[PROBLEM TO SOLVE]: Pictures within the data are to be left out; everything else must be reproduced exactly.

------------------------------------

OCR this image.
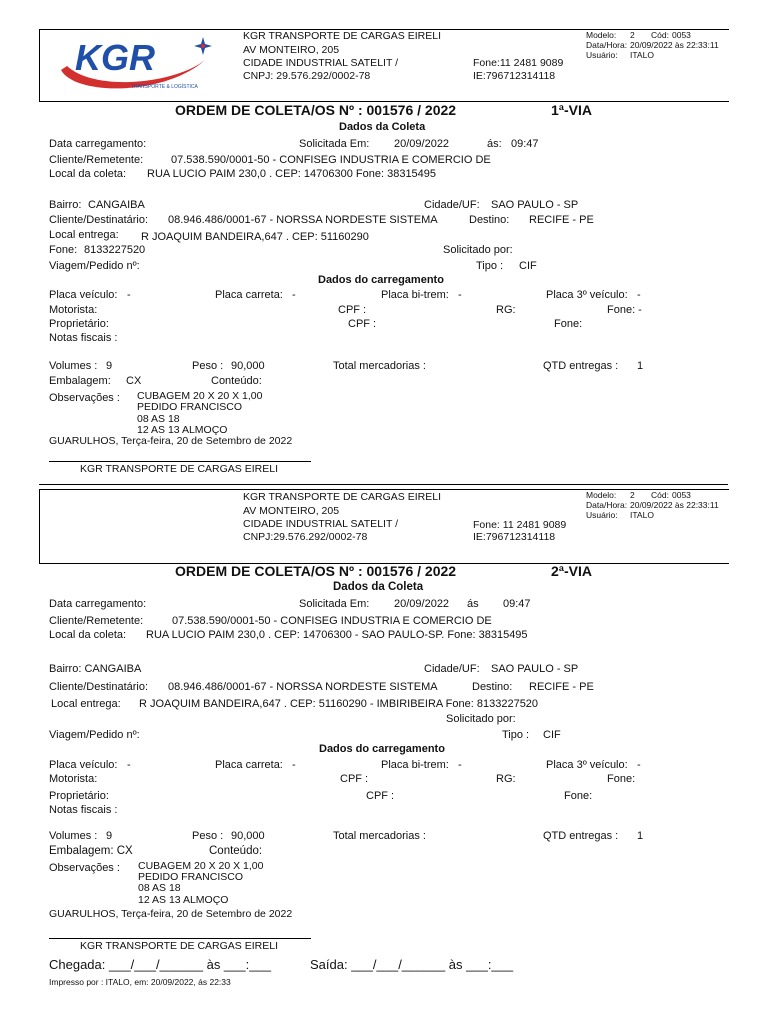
KGR
TRANSPORTE & LOGÍSTICA
KGR TRANSPORTE DE CARGAS EIRELI
AV MONTEIRO, 205
CIDADE INDUSTRIAL SATELIT /
CNPJ: 29.576.292/0002-78
Fone:11 2481 9089
IE:796712314118
Modelo: 2 Cód: 0053
Data/Hora: 20/09/2022 às 22:33:11
Usuário: ITALO
ORDEM DE COLETA/OS Nº : 001576 / 2022	1ª-VIA
Dados da Coleta
Data carregamento:	Solicitada Em: 20/09/2022	ás: 09:47
Cliente/Remetente:	07.538.590/0001-50 - CONFISEG INDUSTRIA E COMERCIO DE
Local da coleta: RUA LUCIO PAIM 230,0 . CEP: 14706300 Fone: 38315495
Bairro: CANGAIBA	Cidade/UF: SAO PAULO - SP
Cliente/Destinatário: 08.946.486/0001-67 - NORSSA NORDESTE SISTEMA	Destino: RECIFE - PE
Local entrega: R JOAQUIM BANDEIRA,647 . CEP: 51160290
Fone: 8133227520	Solicitado por:
Viagem/Pedido nº:	Tipo : CIF
Dados do carregamento
Placa veículo: -	Placa carreta: -	Placa bi-trem: -	Placa 3º veículo: -
Motorista:	CPF :	RG:	Fone: -
Proprietário:	CPF :	Fone:
Notas fiscais :
Volumes : 9	Peso : 90,000	Total mercadorias :	QTD entregas : 1
Embalagem: CX	Conteúdo:
Observações : CUBAGEM 20 X 20 X 1,00
PEDIDO FRANCISCO
08 AS 18
12 AS 13 ALMOÇO
GUARULHOS, Terça-feira, 20 de Setembro de 2022
KGR TRANSPORTE DE CARGAS EIRELI
KGR TRANSPORTE DE CARGAS EIRELI
AV MONTEIRO, 205
CIDADE INDUSTRIAL SATELIT /
CNPJ:29.576.292/0002-78
Fone: 11 2481 9089
IE:796712314118
Modelo: 2 Cód: 0053
Data/Hora: 20/09/2022 às 22:33:11
Usuário: ITALO
ORDEM DE COLETA/OS Nº : 001576 / 2022	2ª-VIA
Dados da Coleta
Data carregamento:	Solicitada Em: 20/09/2022 ás 09:47
Cliente/Remetente:	07.538.590/0001-50 - CONFISEG INDUSTRIA E COMERCIO DE
Local da coleta: RUA LUCIO PAIM 230,0 . CEP: 14706300 - SAO PAULO-SP. Fone: 38315495
Bairro: CANGAIBA	Cidade/UF: SAO PAULO - SP
Cliente/Destinatário: 08.946.486/0001-67 - NORSSA NORDESTE SISTEMA	Destino: RECIFE - PE
Local entrega: R JOAQUIM BANDEIRA,647 . CEP: 51160290 - IMBIRIBEIRA Fone: 8133227520
Solicitado por:
Viagem/Pedido nº:	Tipo : CIF
Dados do carregamento
Placa veículo: -	Placa carreta: -	Placa bi-trem: -	Placa 3º veículo: -
Motorista:	CPF :	RG:	Fone:
Proprietário:	CPF :	Fone:
Notas fiscais :
Volumes : 9	Peso : 90,000	Total mercadorias :	QTD entregas : 1
Embalagem: CX	Conteúdo:
Observações : CUBAGEM 20 X 20 X 1,00
PEDIDO FRANCISCO
08 AS 18
12 AS 13 ALMOÇO
GUARULHOS, Terça-feira, 20 de Setembro de 2022
KGR TRANSPORTE DE CARGAS EIRELI
Chegada: ___/___/______ às ___:___	Saída: ___/___/______ às ___:___
Impresso por : ITALO, em: 20/09/2022, ás 22:33
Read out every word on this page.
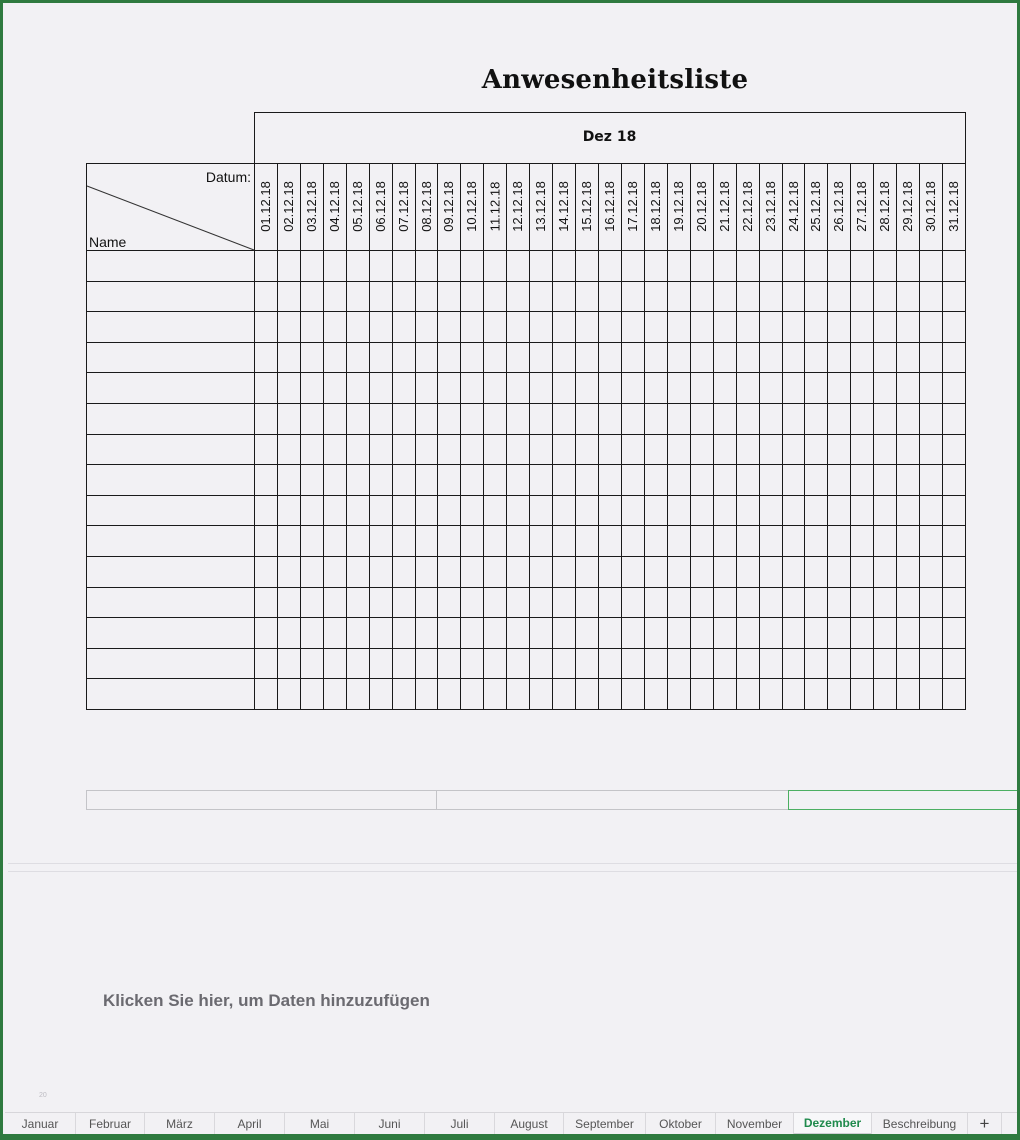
Anwesenheitsliste
Dez 18
Datum:
Name
01.12.18 02.12.18 03.12.18 04.12.18 05.12.18 06.12.18 07.12.18 08.12.18 09.12.18 10.12.18 11.12.18 12.12.18 13.12.18 14.12.18 15.12.18 16.12.18 17.12.18 18.12.18 19.12.18 20.12.18 21.12.18 22.12.18 23.12.18 24.12.18 25.12.18 26.12.18 27.12.18 28.12.18 29.12.18 30.12.18 31.12.18
Klicken Sie hier, um Daten hinzuzufügen
20
Januar	Februar	März	April	Mai	Juni	Juli	August	September	Oktober	November	Dezember	Beschreibung	+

------------------------------------

[SOLUTION TO THIS EXERCISE]:
OCR this image.
KGR
TRANSPORTE & LOGÍSTICA
KGR TRANSPORTE DE CARGAS EIRELI
AV MONTEIRO, 205
CIDADE INDUSTRIAL SATELIT /
CNPJ: 29.576.292/0002-78
Fone:11 2481 9089
IE:796712314118
Modelo: 2 Cód: 0053
Data/Hora: 20/09/2022 às 22:33:11
Usuário: ITALO
ORDEM DE COLETA/OS Nº : 001576 / 2022	1ª-VIA
Dados da Coleta
Data carregamento:	Solicitada Em: 20/09/2022	ás: 09:47
Cliente/Remetente:	07.538.590/0001-50 - CONFISEG INDUSTRIA E COMERCIO DE
Local da coleta: RUA LUCIO PAIM 230,0 . CEP: 14706300 Fone: 38315495
Bairro: CANGAIBA	Cidade/UF: SAO PAULO - SP
Cliente/Destinatário: 08.946.486/0001-67 - NORSSA NORDESTE SISTEMA	Destino: RECIFE - PE
Local entrega: R JOAQUIM BANDEIRA,647 . CEP: 51160290
Fone: 8133227520	Solicitado por:
Viagem/Pedido nº:	Tipo : CIF
Dados do carregamento
Placa veículo: -	Placa carreta: -	Placa bi-trem: -	Placa 3º veículo: -
Motorista:	CPF :	RG:	Fone: -
Proprietário:	CPF :	Fone:
Notas fiscais :
Volumes : 9	Peso : 90,000	Total mercadorias :	QTD entregas : 1
Embalagem: CX	Conteúdo:
Observações : CUBAGEM 20 X 20 X 1,00
PEDIDO FRANCISCO
08 AS 18
12 AS 13 ALMOÇO
GUARULHOS, Terça-feira, 20 de Setembro de 2022
KGR TRANSPORTE DE CARGAS EIRELI
KGR TRANSPORTE DE CARGAS EIRELI
AV MONTEIRO, 205
CIDADE INDUSTRIAL SATELIT /
CNPJ:29.576.292/0002-78
Fone: 11 2481 9089
IE:796712314118
Modelo: 2 Cód: 0053
Data/Hora: 20/09/2022 às 22:33:11
Usuário: ITALO
ORDEM DE COLETA/OS Nº : 001576 / 2022	2ª-VIA
Dados da Coleta
Data carregamento:	Solicitada Em: 20/09/2022 ás 09:47
Cliente/Remetente:	07.538.590/0001-50 - CONFISEG INDUSTRIA E COMERCIO DE
Local da coleta: RUA LUCIO PAIM 230,0 . CEP: 14706300 - SAO PAULO-SP. Fone: 38315495
Bairro: CANGAIBA	Cidade/UF: SAO PAULO - SP
Cliente/Destinatário: 08.946.486/0001-67 - NORSSA NORDESTE SISTEMA	Destino: RECIFE - PE
Local entrega: R JOAQUIM BANDEIRA,647 . CEP: 51160290 - IMBIRIBEIRA Fone: 8133227520
Solicitado por:
Viagem/Pedido nº:	Tipo : CIF
Dados do carregamento
Placa veículo: -	Placa carreta: -	Placa bi-trem: -	Placa 3º veículo: -
Motorista:	CPF :	RG:	Fone:
Proprietário:	CPF :	Fone:
Notas fiscais :
Volumes : 9	Peso : 90,000	Total mercadorias :	QTD entregas : 1
Embalagem: CX	Conteúdo:
Observações : CUBAGEM 20 X 20 X 1,00
PEDIDO FRANCISCO
08 AS 18
12 AS 13 ALMOÇO
GUARULHOS, Terça-feira, 20 de Setembro de 2022
KGR TRANSPORTE DE CARGAS EIRELI
Chegada: ___/___/______ às ___:___	Saída: ___/___/______ às ___:___
Impresso por : ITALO, em: 20/09/2022, ás 22:33
Read out every word on this page.
Anwesenheitsliste
Dez 18
Datum:
Name
01.12.18 02.12.18 03.12.18 04.12.18 05.12.18 06.12.18 07.12.18 08.12.18 09.12.18 10.12.18 11.12.18 12.12.18 13.12.18 14.12.18 15.12.18 16.12.18 17.12.18 18.12.18 19.12.18 20.12.18 21.12.18 22.12.18 23.12.18 24.12.18 25.12.18 26.12.18 27.12.18 28.12.18 29.12.18 30.12.18 31.12.18
Klicken Sie hier, um Daten hinzuzufügen
20
Januar	Februar	März	April	Mai	Juni	Juli	August	September	Oktober	November	Dezember	Beschreibung	+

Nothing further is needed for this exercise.